- [REQUIREMENT]:
Would you write out the listing verbatim and skip every picture in it?

- [PROVIDED DATA]:
┄┄┄┄┄┄┄┄┄┄

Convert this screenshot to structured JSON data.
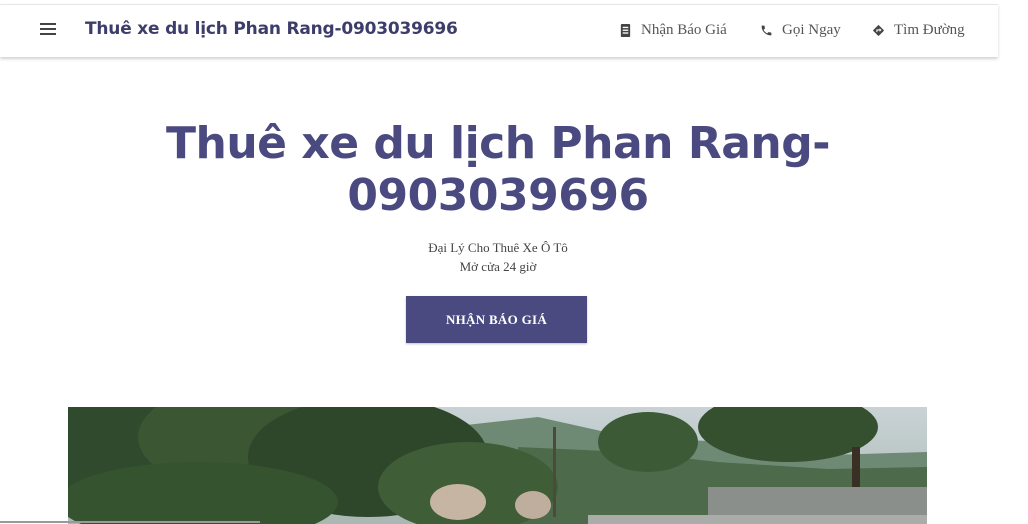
{
  "header": {
    "brand": "Thuê xe du lịch Phan Rang-0903039696",
    "nav": [
      {
        "label": "Nhận Báo Giá",
        "icon": "quote-doc-icon"
      },
      {
        "label": "Gọi Ngay",
        "icon": "phone-icon"
      },
      {
        "label": "Tìm Đường",
        "icon": "directions-icon"
      }
    ]
  },
  "hero": {
    "title_line1": "Thuê xe du lịch Phan Rang-",
    "title_line2": "0903039696",
    "category": "Đại Lý Cho Thuê Xe Ô Tô",
    "hours": "Mở cửa 24 giờ",
    "cta_label": "NHẬN BÁO GIÁ"
  },
  "colors": {
    "accent": "#4a4a80",
    "header_bg": "#ffffff"
  }
}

┄┄┄┄┄┄┄┄┄┄

- [SOLUTION TO THIS PROBLEM]:
Convert this screenshot to structured JSON data.
{
  "header": {
    "brand": "Thuê xe du lịch Phan Rang-0903039696",
    "nav": [
      {
        "label": "Nhận Báo Giá",
        "icon": "quote-doc-icon"
      },
      {
        "label": "Gọi Ngay",
        "icon": "phone-icon"
      },
      {
        "label": "Tìm Đường",
        "icon": "directions-icon"
      }
    ]
  },
  "hero": {
    "title_line1": "Thuê xe du lịch Phan Rang-",
    "title_line2": "0903039696",
    "category": "Đại Lý Cho Thuê Xe Ô Tô",
    "hours": "Mở cửa 24 giờ",
    "cta_label": "NHẬN BÁO GIÁ"
  },
  "colors": {
    "accent": "#4a4a80",
    "header_bg": "#ffffff"
  }
}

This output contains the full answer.